WHAT YOU SHOULD DO =>
Pick out each line of the records that includes the string "ndiode", and copy it.

[START DATA SECTION]

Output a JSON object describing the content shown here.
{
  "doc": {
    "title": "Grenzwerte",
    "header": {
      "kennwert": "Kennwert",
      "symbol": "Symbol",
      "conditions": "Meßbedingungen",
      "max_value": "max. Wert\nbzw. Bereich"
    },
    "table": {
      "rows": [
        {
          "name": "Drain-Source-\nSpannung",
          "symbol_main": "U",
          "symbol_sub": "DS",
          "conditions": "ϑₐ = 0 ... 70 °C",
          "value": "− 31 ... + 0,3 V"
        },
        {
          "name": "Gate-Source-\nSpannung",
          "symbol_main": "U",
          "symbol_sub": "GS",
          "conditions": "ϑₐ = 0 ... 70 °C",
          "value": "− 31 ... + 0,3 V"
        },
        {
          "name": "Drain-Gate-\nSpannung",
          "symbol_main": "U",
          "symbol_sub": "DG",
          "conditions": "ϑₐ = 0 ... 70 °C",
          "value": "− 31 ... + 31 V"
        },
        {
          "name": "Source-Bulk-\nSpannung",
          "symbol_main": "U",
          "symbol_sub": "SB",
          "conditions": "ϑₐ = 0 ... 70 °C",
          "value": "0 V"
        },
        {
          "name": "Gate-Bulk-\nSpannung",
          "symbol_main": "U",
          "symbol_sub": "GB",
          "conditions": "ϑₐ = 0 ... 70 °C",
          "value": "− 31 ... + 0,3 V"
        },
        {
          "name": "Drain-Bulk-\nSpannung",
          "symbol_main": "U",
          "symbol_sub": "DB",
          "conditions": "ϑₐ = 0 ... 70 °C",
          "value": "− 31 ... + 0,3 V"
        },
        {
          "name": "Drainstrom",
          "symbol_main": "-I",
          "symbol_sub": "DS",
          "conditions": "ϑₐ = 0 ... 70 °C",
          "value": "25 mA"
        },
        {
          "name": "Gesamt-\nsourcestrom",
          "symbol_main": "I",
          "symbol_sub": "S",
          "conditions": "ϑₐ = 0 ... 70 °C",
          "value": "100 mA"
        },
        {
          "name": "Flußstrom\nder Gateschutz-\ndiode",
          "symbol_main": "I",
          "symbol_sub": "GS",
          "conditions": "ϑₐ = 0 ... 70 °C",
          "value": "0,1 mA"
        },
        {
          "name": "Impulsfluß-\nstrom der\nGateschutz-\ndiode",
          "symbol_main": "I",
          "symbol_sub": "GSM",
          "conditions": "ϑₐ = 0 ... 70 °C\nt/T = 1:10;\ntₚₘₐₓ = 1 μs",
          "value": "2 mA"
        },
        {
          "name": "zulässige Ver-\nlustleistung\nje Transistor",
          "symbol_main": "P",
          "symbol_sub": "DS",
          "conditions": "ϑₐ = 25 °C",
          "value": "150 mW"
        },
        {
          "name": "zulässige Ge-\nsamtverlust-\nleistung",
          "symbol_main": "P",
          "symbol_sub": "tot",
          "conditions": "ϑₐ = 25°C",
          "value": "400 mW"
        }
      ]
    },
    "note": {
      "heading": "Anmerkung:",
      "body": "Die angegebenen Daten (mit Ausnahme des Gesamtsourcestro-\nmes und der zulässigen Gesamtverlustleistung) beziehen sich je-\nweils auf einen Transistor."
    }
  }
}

[END DATA SECTION]

EXERCISE SOLUTION =>
          "name": "Flußstrom\nder Gateschutz-\ndiode",
          "name": "Impulsfluß-\nstrom der\nGateschutz-\ndiode",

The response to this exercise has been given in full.